_Description of the task_. Copy every entry word for word. Skip the pictures.

►

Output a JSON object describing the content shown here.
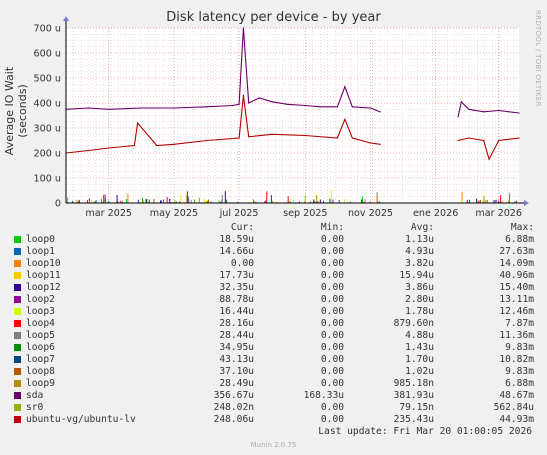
{
  "window": {
    "watermark": "RRDTOOL / TOBI OETIKER",
    "last_update": "Last update: Fri Mar 20 01:00:05 2026",
    "footer": "Munin 2.0.75"
  },
  "legend_headers": {
    "cur": "Cur:",
    "min": "Min:",
    "avg": "Avg:",
    "max": "Max:"
  },
  "legend": [
    {
      "name": "loop0",
      "color": "#00cc00",
      "cur": "18.59u",
      "min": "0.00",
      "avg": "1.13u",
      "max": "6.88m"
    },
    {
      "name": "loop1",
      "color": "#0066b3",
      "cur": "14.66u",
      "min": "0.00",
      "avg": "4.93u",
      "max": "27.63m"
    },
    {
      "name": "loop10",
      "color": "#ff8000",
      "cur": "0.00",
      "min": "0.00",
      "avg": "3.82u",
      "max": "14.09m"
    },
    {
      "name": "loop11",
      "color": "#ffcc00",
      "cur": "17.73u",
      "min": "0.00",
      "avg": "15.94u",
      "max": "40.96m"
    },
    {
      "name": "loop12",
      "color": "#330099",
      "cur": "32.35u",
      "min": "0.00",
      "avg": "3.86u",
      "max": "15.40m"
    },
    {
      "name": "loop2",
      "color": "#990099",
      "cur": "88.78u",
      "min": "0.00",
      "avg": "2.80u",
      "max": "13.11m"
    },
    {
      "name": "loop3",
      "color": "#ccff00",
      "cur": "16.44u",
      "min": "0.00",
      "avg": "1.78u",
      "max": "12.46m"
    },
    {
      "name": "loop4",
      "color": "#ff0000",
      "cur": "28.16u",
      "min": "0.00",
      "avg": "879.60n",
      "max": "7.87m"
    },
    {
      "name": "loop5",
      "color": "#808080",
      "cur": "28.44u",
      "min": "0.00",
      "avg": "4.88u",
      "max": "11.36m"
    },
    {
      "name": "loop6",
      "color": "#008f00",
      "cur": "34.95u",
      "min": "0.00",
      "avg": "1.43u",
      "max": "9.83m"
    },
    {
      "name": "loop7",
      "color": "#00487d",
      "cur": "43.13u",
      "min": "0.00",
      "avg": "1.70u",
      "max": "10.82m"
    },
    {
      "name": "loop8",
      "color": "#b35a00",
      "cur": "37.10u",
      "min": "0.00",
      "avg": "1.02u",
      "max": "9.83m"
    },
    {
      "name": "loop9",
      "color": "#b38f00",
      "cur": "28.49u",
      "min": "0.00",
      "avg": "985.18n",
      "max": "6.88m"
    },
    {
      "name": "sda",
      "color": "#6b006b",
      "cur": "356.67u",
      "min": "168.33u",
      "avg": "381.93u",
      "max": "48.67m"
    },
    {
      "name": "sr0",
      "color": "#8fb300",
      "cur": "248.02n",
      "min": "0.00",
      "avg": "79.15n",
      "max": "562.84u"
    },
    {
      "name": "ubuntu-vg/ubuntu-lv",
      "color": "#b30000",
      "cur": "248.06u",
      "min": "0.00",
      "avg": "235.43u",
      "max": "44.93m"
    }
  ],
  "chart_data": {
    "type": "line",
    "title": "Disk latency per device - by year",
    "xlabel": "",
    "ylabel": "Average IO Wait (seconds)",
    "ylim": [
      0,
      0.0007
    ],
    "y_ticks": [
      {
        "value": 0,
        "label": "0"
      },
      {
        "value": 0.0001,
        "label": "100 u"
      },
      {
        "value": 0.0002,
        "label": "200 u"
      },
      {
        "value": 0.0003,
        "label": "300 u"
      },
      {
        "value": 0.0004,
        "label": "400 u"
      },
      {
        "value": 0.0005,
        "label": "500 u"
      },
      {
        "value": 0.0006,
        "label": "600 u"
      },
      {
        "value": 0.0007,
        "label": "700 u"
      }
    ],
    "x_range": [
      "2025-01-20",
      "2026-03-20"
    ],
    "x_ticks": [
      {
        "date": "2025-03-01",
        "label": "mar 2025"
      },
      {
        "date": "2025-05-01",
        "label": "may 2025"
      },
      {
        "date": "2025-07-01",
        "label": "jul 2025"
      },
      {
        "date": "2025-09-01",
        "label": "sep 2025"
      },
      {
        "date": "2025-11-01",
        "label": "nov 2025"
      },
      {
        "date": "2026-01-01",
        "label": "ene 2026"
      },
      {
        "date": "2026-03-01",
        "label": "mar 2026"
      }
    ],
    "grid": true,
    "series": [
      {
        "name": "sda",
        "color": "#6b006b",
        "segments": [
          {
            "x": [
              "2025-01-20",
              "2025-02-10",
              "2025-03-01",
              "2025-04-01",
              "2025-05-01",
              "2025-06-01",
              "2025-06-25",
              "2025-07-01",
              "2025-07-05",
              "2025-07-10",
              "2025-07-20",
              "2025-08-01",
              "2025-08-15",
              "2025-09-01",
              "2025-09-15",
              "2025-10-01",
              "2025-10-08",
              "2025-10-15",
              "2025-11-01",
              "2025-11-10"
            ],
            "y": [
              0.000375,
              0.00038,
              0.000375,
              0.00038,
              0.00038,
              0.000385,
              0.00039,
              0.000395,
              0.0007,
              0.0004,
              0.00042,
              0.000405,
              0.000395,
              0.00039,
              0.000385,
              0.000385,
              0.000465,
              0.000385,
              0.00038,
              0.000365
            ]
          },
          {
            "x": [
              "2026-01-22",
              "2026-01-25",
              "2026-02-01",
              "2026-02-15",
              "2026-03-01",
              "2026-03-20"
            ],
            "y": [
              0.000345,
              0.000405,
              0.000375,
              0.000365,
              0.00037,
              0.00036
            ]
          }
        ]
      },
      {
        "name": "ubuntu-vg/ubuntu-lv",
        "color": "#b30000",
        "segments": [
          {
            "x": [
              "2025-01-20",
              "2025-02-10",
              "2025-03-01",
              "2025-03-25",
              "2025-03-28",
              "2025-04-15",
              "2025-05-01",
              "2025-06-01",
              "2025-07-01",
              "2025-07-05",
              "2025-07-10",
              "2025-08-01",
              "2025-09-01",
              "2025-10-01",
              "2025-10-08",
              "2025-10-15",
              "2025-11-01",
              "2025-11-10"
            ],
            "y": [
              0.0002,
              0.00021,
              0.00022,
              0.00023,
              0.00032,
              0.00023,
              0.000235,
              0.00025,
              0.00026,
              0.00043,
              0.000265,
              0.000275,
              0.00027,
              0.00026,
              0.000335,
              0.00026,
              0.00024,
              0.000235
            ]
          },
          {
            "x": [
              "2026-01-22",
              "2026-02-01",
              "2026-02-15",
              "2026-02-20",
              "2026-03-01",
              "2026-03-20"
            ],
            "y": [
              0.00025,
              0.00026,
              0.00025,
              0.000175,
              0.00025,
              0.00026
            ]
          }
        ]
      }
    ]
  }
}
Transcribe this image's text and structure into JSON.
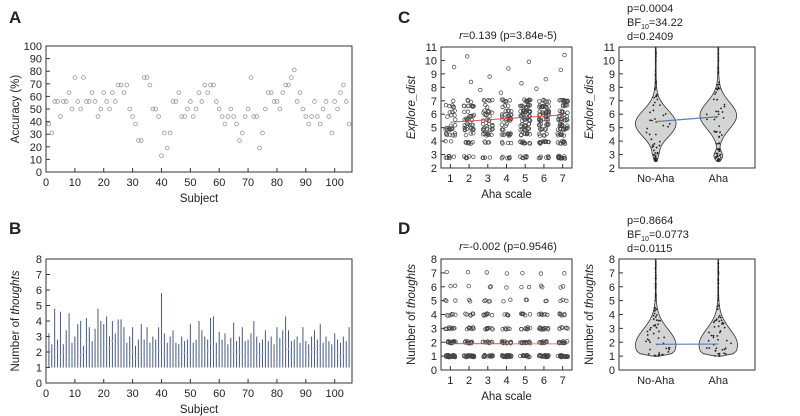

◄

_Reply_.
Output a JSON object describing the content shown here.
{
  "window": {
    "watermark": "RRDTOOL / TOBI OETIKER",
    "last_update": "Last update: Fri Mar 20 01:00:05 2026",
    "footer": "Munin 2.0.75"
  },
  "legend_headers": {
    "cur": "Cur:",
    "min": "Min:",
    "avg": "Avg:",
    "max": "Max:"
  },
  "legend": [
    {
      "name": "loop0",
      "color": "#00cc00",
      "cur": "18.59u",
      "min": "0.00",
      "avg": "1.13u",
      "max": "6.88m"
    },
    {
      "name": "loop1",
      "color": "#0066b3",
      "cur": "14.66u",
      "min": "0.00",
      "avg": "4.93u",
      "max": "27.63m"
    },
    {
      "name": "loop10",
      "color": "#ff8000",
      "cur": "0.00",
      "min": "0.00",
      "avg": "3.82u",
      "max": "14.09m"
    },
    {
      "name": "loop11",
      "color": "#ffcc00",
      "cur": "17.73u",
      "min": "0.00",
      "avg": "15.94u",
      "max": "40.96m"
    },
    {
      "name": "loop12",
      "color": "#330099",
      "cur": "32.35u",
      "min": "0.00",
      "avg": "3.86u",
      "max": "15.40m"
    },
    {
      "name": "loop2",
      "color": "#990099",
      "cur": "88.78u",
      "min": "0.00",
      "avg": "2.80u",
      "max": "13.11m"
    },
    {
      "name": "loop3",
      "color": "#ccff00",
      "cur": "16.44u",
      "min": "0.00",
      "avg": "1.78u",
      "max": "12.46m"
    },
    {
      "name": "loop4",
      "color": "#ff0000",
      "cur": "28.16u",
      "min": "0.00",
      "avg": "879.60n",
      "max": "7.87m"
    },
    {
      "name": "loop5",
      "color": "#808080",
      "cur": "28.44u",
      "min": "0.00",
      "avg": "4.88u",
      "max": "11.36m"
    },
    {
      "name": "loop6",
      "color": "#008f00",
      "cur": "34.95u",
      "min": "0.00",
      "avg": "1.43u",
      "max": "9.83m"
    },
    {
      "name": "loop7",
      "color": "#00487d",
      "cur": "43.13u",
      "min": "0.00",
      "avg": "1.70u",
      "max": "10.82m"
    },
    {
      "name": "loop8",
      "color": "#b35a00",
      "cur": "37.10u",
      "min": "0.00",
      "avg": "1.02u",
      "max": "9.83m"
    },
    {
      "name": "loop9",
      "color": "#b38f00",
      "cur": "28.49u",
      "min": "0.00",
      "avg": "985.18n",
      "max": "6.88m"
    },
    {
      "name": "sda",
      "color": "#6b006b",
      "cur": "356.67u",
      "min": "168.33u",
      "avg": "381.93u",
      "max": "48.67m"
    },
    {
      "name": "sr0",
      "color": "#8fb300",
      "cur": "248.02n",
      "min": "0.00",
      "avg": "79.15n",
      "max": "562.84u"
    },
    {
      "name": "ubuntu-vg/ubuntu-lv",
      "color": "#b30000",
      "cur": "248.06u",
      "min": "0.00",
      "avg": "235.43u",
      "max": "44.93m"
    }
  ],
  "chart_data": {
    "type": "line",
    "title": "Disk latency per device - by year",
    "xlabel": "",
    "ylabel": "Average IO Wait (seconds)",
    "ylim": [
      0,
      0.0007
    ],
    "y_ticks": [
      {
        "value": 0,
        "label": "0"
      },
      {
        "value": 0.0001,
        "label": "100 u"
      },
      {
        "value": 0.0002,
        "label": "200 u"
      },
      {
        "value": 0.0003,
        "label": "300 u"
      },
      {
        "value": 0.0004,
        "label": "400 u"
      },
      {
        "value": 0.0005,
        "label": "500 u"
      },
      {
        "value": 0.0006,
        "label": "600 u"
      },
      {
        "value": 0.0007,
        "label": "700 u"
      }
    ],
    "x_range": [
      "2025-01-20",
      "2026-03-20"
    ],
    "x_ticks": [
      {
        "date": "2025-03-01",
        "label": "mar 2025"
      },
      {
        "date": "2025-05-01",
        "label": "may 2025"
      },
      {
        "date": "2025-07-01",
        "label": "jul 2025"
      },
      {
        "date": "2025-09-01",
        "label": "sep 2025"
      },
      {
        "date": "2025-11-01",
        "label": "nov 2025"
      },
      {
        "date": "2026-01-01",
        "label": "ene 2026"
      },
      {
        "date": "2026-03-01",
        "label": "mar 2026"
      }
    ],
    "grid": true,
    "series": [
      {
        "name": "sda",
        "color": "#6b006b",
        "segments": [
          {
            "x": [
              "2025-01-20",
              "2025-02-10",
              "2025-03-01",
              "2025-04-01",
              "2025-05-01",
              "2025-06-01",
              "2025-06-25",
              "2025-07-01",
              "2025-07-05",
              "2025-07-10",
              "2025-07-20",
              "2025-08-01",
              "2025-08-15",
              "2025-09-01",
              "2025-09-15",
              "2025-10-01",
              "2025-10-08",
              "2025-10-15",
              "2025-11-01",
              "2025-11-10"
            ],
            "y": [
              0.000375,
              0.00038,
              0.000375,
              0.00038,
              0.00038,
              0.000385,
              0.00039,
              0.000395,
              0.0007,
              0.0004,
              0.00042,
              0.000405,
              0.000395,
              0.00039,
              0.000385,
              0.000385,
              0.000465,
              0.000385,
              0.00038,
              0.000365
            ]
          },
          {
            "x": [
              "2026-01-22",
              "2026-01-25",
              "2026-02-01",
              "2026-02-15",
              "2026-03-01",
              "2026-03-20"
            ],
            "y": [
              0.000345,
              0.000405,
              0.000375,
              0.000365,
              0.00037,
              0.00036
            ]
          }
        ]
      },
      {
        "name": "ubuntu-vg/ubuntu-lv",
        "color": "#b30000",
        "segments": [
          {
            "x": [
              "2025-01-20",
              "2025-02-10",
              "2025-03-01",
              "2025-03-25",
              "2025-03-28",
              "2025-04-15",
              "2025-05-01",
              "2025-06-01",
              "2025-07-01",
              "2025-07-05",
              "2025-07-10",
              "2025-08-01",
              "2025-09-01",
              "2025-10-01",
              "2025-10-08",
              "2025-10-15",
              "2025-11-01",
              "2025-11-10"
            ],
            "y": [
              0.0002,
              0.00021,
              0.00022,
              0.00023,
              0.00032,
              0.00023,
              0.000235,
              0.00025,
              0.00026,
              0.00043,
              0.000265,
              0.000275,
              0.00027,
              0.00026,
              0.000335,
              0.00026,
              0.00024,
              0.000235
            ]
          },
          {
            "x": [
              "2026-01-22",
              "2026-02-01",
              "2026-02-15",
              "2026-02-20",
              "2026-03-01",
              "2026-03-20"
            ],
            "y": [
              0.00025,
              0.00026,
              0.00025,
              0.000175,
              0.00025,
              0.00026
            ]
          }
        ]
      }
    ]
  }
}
Transcribe this image's text and structure into JSON.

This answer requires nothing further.